→ ROWS:
──────────

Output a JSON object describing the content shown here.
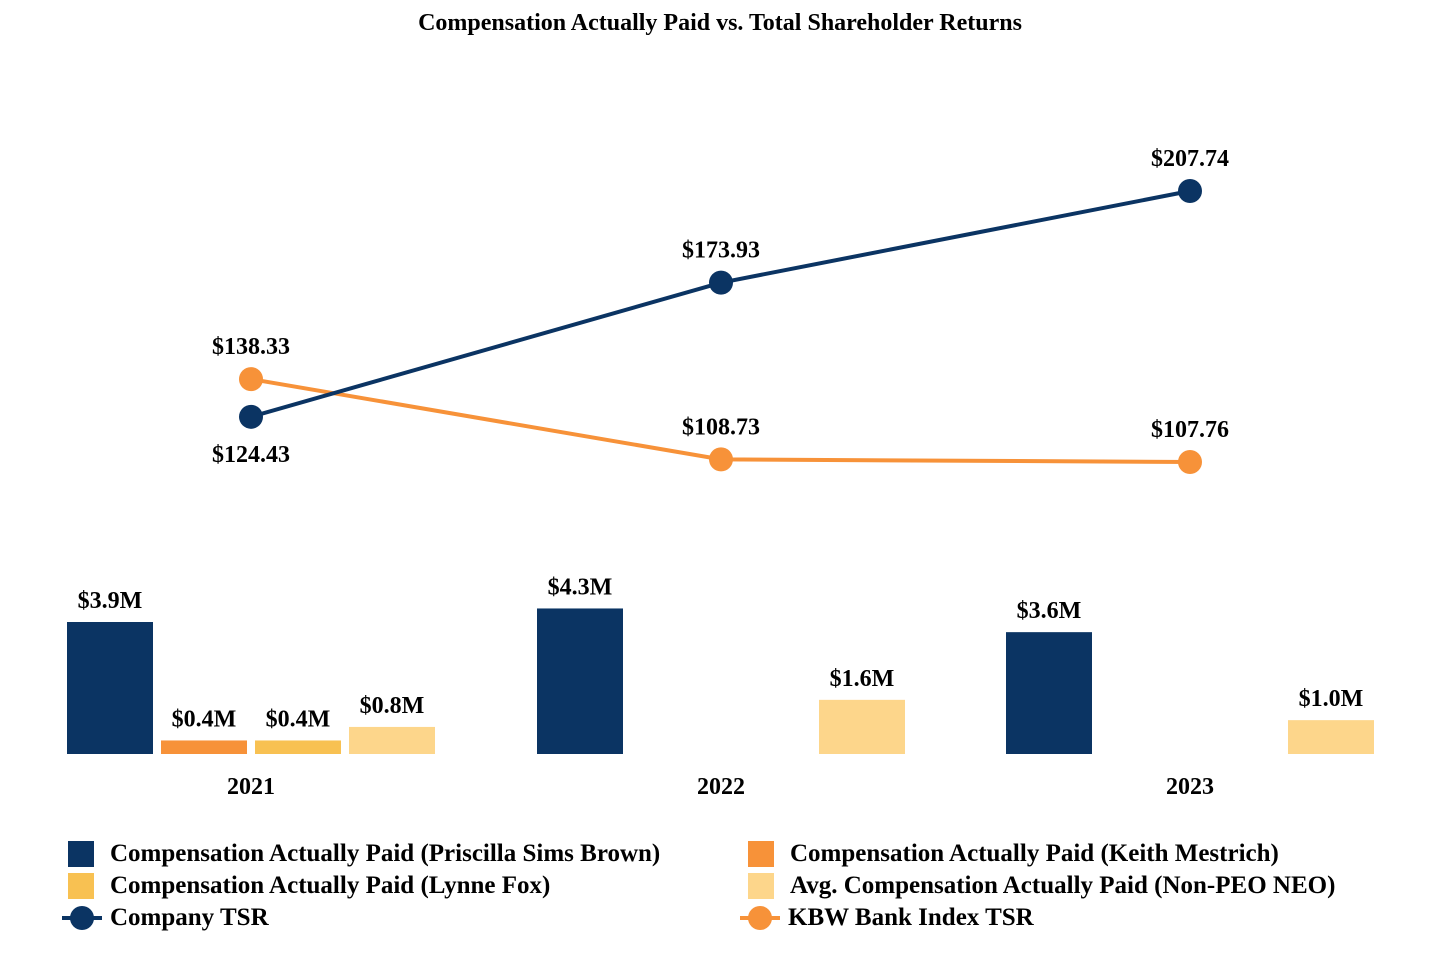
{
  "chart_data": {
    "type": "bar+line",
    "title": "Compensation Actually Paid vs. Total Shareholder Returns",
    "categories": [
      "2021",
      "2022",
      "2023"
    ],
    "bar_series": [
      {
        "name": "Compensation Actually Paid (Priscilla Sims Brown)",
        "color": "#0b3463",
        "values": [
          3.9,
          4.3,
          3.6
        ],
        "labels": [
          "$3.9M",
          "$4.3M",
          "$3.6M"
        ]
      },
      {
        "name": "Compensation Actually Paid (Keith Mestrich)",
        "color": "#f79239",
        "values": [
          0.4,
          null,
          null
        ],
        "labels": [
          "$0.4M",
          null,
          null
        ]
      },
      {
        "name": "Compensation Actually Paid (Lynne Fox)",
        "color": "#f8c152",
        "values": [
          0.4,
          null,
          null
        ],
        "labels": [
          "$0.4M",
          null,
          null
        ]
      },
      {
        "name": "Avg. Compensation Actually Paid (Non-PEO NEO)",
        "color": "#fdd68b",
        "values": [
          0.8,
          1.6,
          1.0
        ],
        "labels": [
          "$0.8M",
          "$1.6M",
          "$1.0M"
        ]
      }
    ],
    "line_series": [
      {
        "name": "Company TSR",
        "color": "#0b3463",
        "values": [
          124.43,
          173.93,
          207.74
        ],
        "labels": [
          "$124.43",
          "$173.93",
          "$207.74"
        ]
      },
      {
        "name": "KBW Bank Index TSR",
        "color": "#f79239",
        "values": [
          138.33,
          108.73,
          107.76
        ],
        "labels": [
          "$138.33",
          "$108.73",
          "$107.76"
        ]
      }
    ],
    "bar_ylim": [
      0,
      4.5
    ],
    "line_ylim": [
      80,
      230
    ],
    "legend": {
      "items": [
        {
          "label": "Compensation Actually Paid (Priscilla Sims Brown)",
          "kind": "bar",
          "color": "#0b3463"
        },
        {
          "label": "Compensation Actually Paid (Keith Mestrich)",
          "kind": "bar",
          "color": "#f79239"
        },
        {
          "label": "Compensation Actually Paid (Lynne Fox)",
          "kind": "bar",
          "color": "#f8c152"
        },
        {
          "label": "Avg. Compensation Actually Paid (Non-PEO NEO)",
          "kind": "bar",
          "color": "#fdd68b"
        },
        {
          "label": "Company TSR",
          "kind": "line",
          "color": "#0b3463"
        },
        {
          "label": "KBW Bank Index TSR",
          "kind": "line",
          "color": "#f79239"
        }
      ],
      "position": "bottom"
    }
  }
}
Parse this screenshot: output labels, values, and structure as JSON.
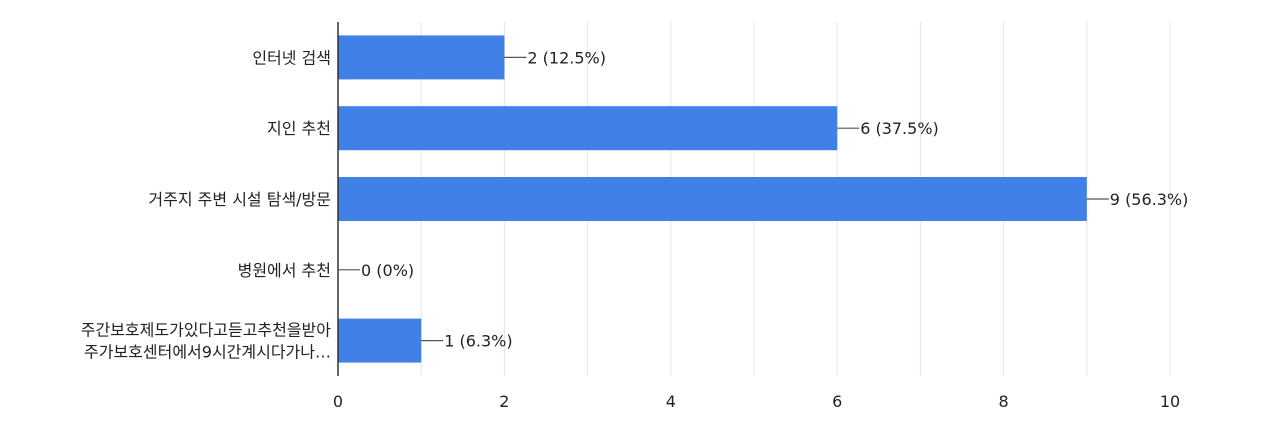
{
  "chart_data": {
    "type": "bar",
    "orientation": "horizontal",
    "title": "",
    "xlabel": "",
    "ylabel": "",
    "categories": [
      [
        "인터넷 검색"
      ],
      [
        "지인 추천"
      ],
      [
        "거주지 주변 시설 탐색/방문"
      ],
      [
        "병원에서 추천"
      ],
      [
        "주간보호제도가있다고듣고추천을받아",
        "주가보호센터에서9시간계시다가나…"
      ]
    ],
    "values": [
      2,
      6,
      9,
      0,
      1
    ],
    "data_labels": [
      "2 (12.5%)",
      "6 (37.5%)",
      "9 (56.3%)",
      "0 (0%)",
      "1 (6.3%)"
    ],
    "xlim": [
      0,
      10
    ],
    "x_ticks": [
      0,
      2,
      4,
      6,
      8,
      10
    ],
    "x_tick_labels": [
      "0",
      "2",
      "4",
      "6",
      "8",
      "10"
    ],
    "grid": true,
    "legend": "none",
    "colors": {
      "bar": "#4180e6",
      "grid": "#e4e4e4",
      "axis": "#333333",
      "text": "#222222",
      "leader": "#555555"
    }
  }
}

──────────

→ TASK STATEMENT: Reproduce every entry word for word, but omit the pictures.

→ CORRECT RESULT:
Output a JSON object describing the content shown here.
{
  "chart_data": {
    "type": "bar+line",
    "title": "Compensation Actually Paid vs. Total Shareholder Returns",
    "categories": [
      "2021",
      "2022",
      "2023"
    ],
    "bar_series": [
      {
        "name": "Compensation Actually Paid (Priscilla Sims Brown)",
        "color": "#0b3463",
        "values": [
          3.9,
          4.3,
          3.6
        ],
        "labels": [
          "$3.9M",
          "$4.3M",
          "$3.6M"
        ]
      },
      {
        "name": "Compensation Actually Paid (Keith Mestrich)",
        "color": "#f79239",
        "values": [
          0.4,
          null,
          null
        ],
        "labels": [
          "$0.4M",
          null,
          null
        ]
      },
      {
        "name": "Compensation Actually Paid (Lynne Fox)",
        "color": "#f8c152",
        "values": [
          0.4,
          null,
          null
        ],
        "labels": [
          "$0.4M",
          null,
          null
        ]
      },
      {
        "name": "Avg. Compensation Actually Paid (Non-PEO NEO)",
        "color": "#fdd68b",
        "values": [
          0.8,
          1.6,
          1.0
        ],
        "labels": [
          "$0.8M",
          "$1.6M",
          "$1.0M"
        ]
      }
    ],
    "line_series": [
      {
        "name": "Company TSR",
        "color": "#0b3463",
        "values": [
          124.43,
          173.93,
          207.74
        ],
        "labels": [
          "$124.43",
          "$173.93",
          "$207.74"
        ]
      },
      {
        "name": "KBW Bank Index TSR",
        "color": "#f79239",
        "values": [
          138.33,
          108.73,
          107.76
        ],
        "labels": [
          "$138.33",
          "$108.73",
          "$107.76"
        ]
      }
    ],
    "bar_ylim": [
      0,
      4.5
    ],
    "line_ylim": [
      80,
      230
    ],
    "legend": {
      "items": [
        {
          "label": "Compensation Actually Paid (Priscilla Sims Brown)",
          "kind": "bar",
          "color": "#0b3463"
        },
        {
          "label": "Compensation Actually Paid (Keith Mestrich)",
          "kind": "bar",
          "color": "#f79239"
        },
        {
          "label": "Compensation Actually Paid (Lynne Fox)",
          "kind": "bar",
          "color": "#f8c152"
        },
        {
          "label": "Avg. Compensation Actually Paid (Non-PEO NEO)",
          "kind": "bar",
          "color": "#fdd68b"
        },
        {
          "label": "Company TSR",
          "kind": "line",
          "color": "#0b3463"
        },
        {
          "label": "KBW Bank Index TSR",
          "kind": "line",
          "color": "#f79239"
        }
      ],
      "position": "bottom"
    }
  }
}
Parse this screenshot: output labels, values, and structure as JSON.
{
  "chart_data": {
    "type": "bar",
    "orientation": "horizontal",
    "title": "",
    "xlabel": "",
    "ylabel": "",
    "categories": [
      [
        "인터넷 검색"
      ],
      [
        "지인 추천"
      ],
      [
        "거주지 주변 시설 탐색/방문"
      ],
      [
        "병원에서 추천"
      ],
      [
        "주간보호제도가있다고듣고추천을받아",
        "주가보호센터에서9시간계시다가나…"
      ]
    ],
    "values": [
      2,
      6,
      9,
      0,
      1
    ],
    "data_labels": [
      "2 (12.5%)",
      "6 (37.5%)",
      "9 (56.3%)",
      "0 (0%)",
      "1 (6.3%)"
    ],
    "xlim": [
      0,
      10
    ],
    "x_ticks": [
      0,
      2,
      4,
      6,
      8,
      10
    ],
    "x_tick_labels": [
      "0",
      "2",
      "4",
      "6",
      "8",
      "10"
    ],
    "grid": true,
    "legend": "none",
    "colors": {
      "bar": "#4180e6",
      "grid": "#e4e4e4",
      "axis": "#333333",
      "text": "#222222",
      "leader": "#555555"
    }
  }
}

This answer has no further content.